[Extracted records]
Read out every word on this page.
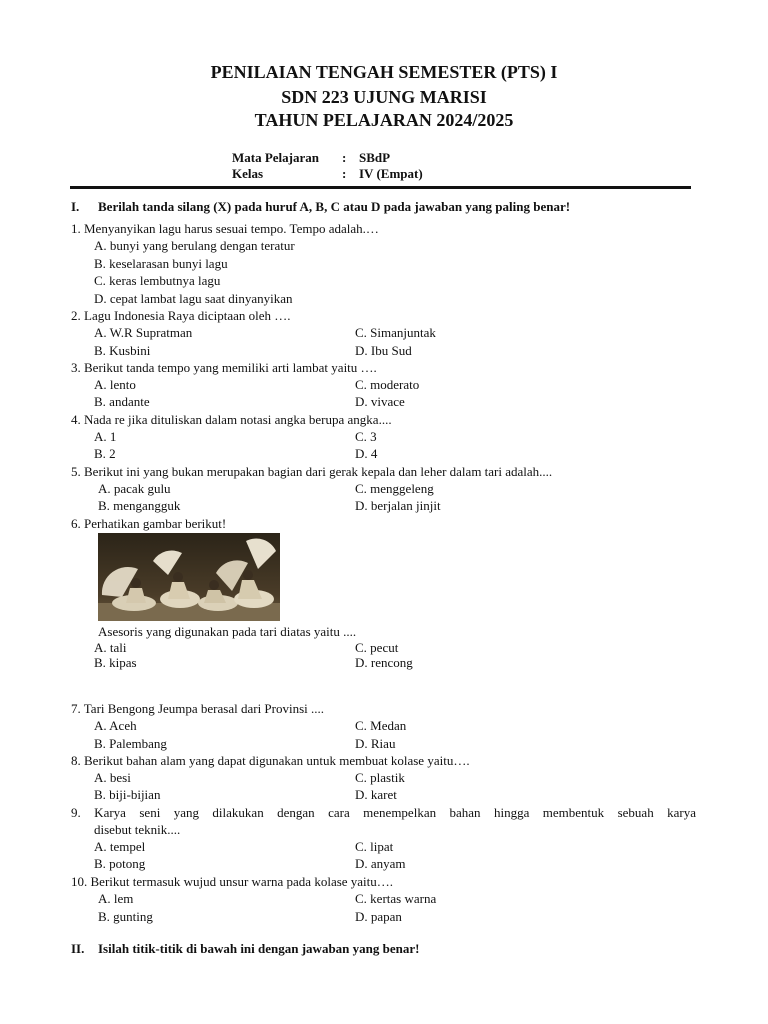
PENILAIAN TENGAH SEMESTER (PTS) I
SDN 223 UJUNG MARISI
TAHUN PELAJARAN 2024/2025
Mata Pelajaran : SBdP
Kelas	: IV (Empat)
I. Berilah tanda silang (X) pada huruf A, B, C atau D pada jawaban yang paling benar!
1. Menyanyikan lagu harus sesuai tempo. Tempo adalah.…
A. bunyi yang berulang dengan teratur
B. keselarasan bunyi lagu
C. keras lembutnya lagu
D. cepat lambat lagu saat dinyanyikan
2. Lagu Indonesia Raya diciptaan oleh ….
A. W.R Supratman	C. Simanjuntak
B. Kusbini	D. Ibu Sud
3. Berikut tanda tempo yang memiliki arti lambat yaitu ….
A. lento	C. moderato
B. andante	D. vivace
4. Nada re jika dituliskan dalam notasi angka berupa angka....
A. 1	C. 3
B. 2	D. 4
5. Berikut ini yang bukan merupakan bagian dari gerak kepala dan leher dalam tari adalah....
A. pacak gulu	C. menggeleng
B. mengangguk	D. berjalan jinjit
6. Perhatikan gambar berikut!
Asesoris yang digunakan pada tari diatas yaitu ....
A. tali	C. pecut
B. kipas	D. rencong
7. Tari Bengong Jeumpa berasal dari Provinsi ....
A. Aceh	C. Medan
B. Palembang	D. Riau
8. Berikut bahan alam yang dapat digunakan untuk membuat kolase yaitu….
A. besi	C. plastik
B. biji-bijian	D. karet
9. Karya seni yang dilakukan dengan cara menempelkan bahan hingga membentuk sebuah karya
disebut teknik....
A. tempel	C. lipat
B. potong	D. anyam
10. Berikut termasuk wujud unsur warna pada kolase yaitu….
A. lem	C. kertas warna
B. gunting	D. papan
II. Isilah titik-titik di bawah ini dengan jawaban yang benar!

GOAL OF THE EXERCISE
Please transcribe the material above exactly as written. Leave the pictures out.

OUTPUT OF THE EXERCISE
Read out every word on this page.
PENILAIAN TENGAH SEMESTER (PTS) I
SDN 223 UJUNG MARISI
TAHUN PELAJARAN 2024/2025
Mata Pelajaran : SBdP
Kelas	: IV (Empat)
I. Berilah tanda silang (X) pada huruf A, B, C atau D pada jawaban yang paling benar!
1. Menyanyikan lagu harus sesuai tempo. Tempo adalah.…
A. bunyi yang berulang dengan teratur
B. keselarasan bunyi lagu
C. keras lembutnya lagu
D. cepat lambat lagu saat dinyanyikan
2. Lagu Indonesia Raya diciptaan oleh ….
A. W.R Supratman	C. Simanjuntak
B. Kusbini	D. Ibu Sud
3. Berikut tanda tempo yang memiliki arti lambat yaitu ….
A. lento	C. moderato
B. andante	D. vivace
4. Nada re jika dituliskan dalam notasi angka berupa angka....
A. 1	C. 3
B. 2	D. 4
5. Berikut ini yang bukan merupakan bagian dari gerak kepala dan leher dalam tari adalah....
A. pacak gulu	C. menggeleng
B. mengangguk	D. berjalan jinjit
6. Perhatikan gambar berikut!
Asesoris yang digunakan pada tari diatas yaitu ....
A. tali	C. pecut
B. kipas	D. rencong
7. Tari Bengong Jeumpa berasal dari Provinsi ....
A. Aceh	C. Medan
B. Palembang	D. Riau
8. Berikut bahan alam yang dapat digunakan untuk membuat kolase yaitu….
A. besi	C. plastik
B. biji-bijian	D. karet
9. Karya seni yang dilakukan dengan cara menempelkan bahan hingga membentuk sebuah karya
disebut teknik....
A. tempel	C. lipat
B. potong	D. anyam
10. Berikut termasuk wujud unsur warna pada kolase yaitu….
A. lem	C. kertas warna
B. gunting	D. papan
II. Isilah titik-titik di bawah ini dengan jawaban yang benar!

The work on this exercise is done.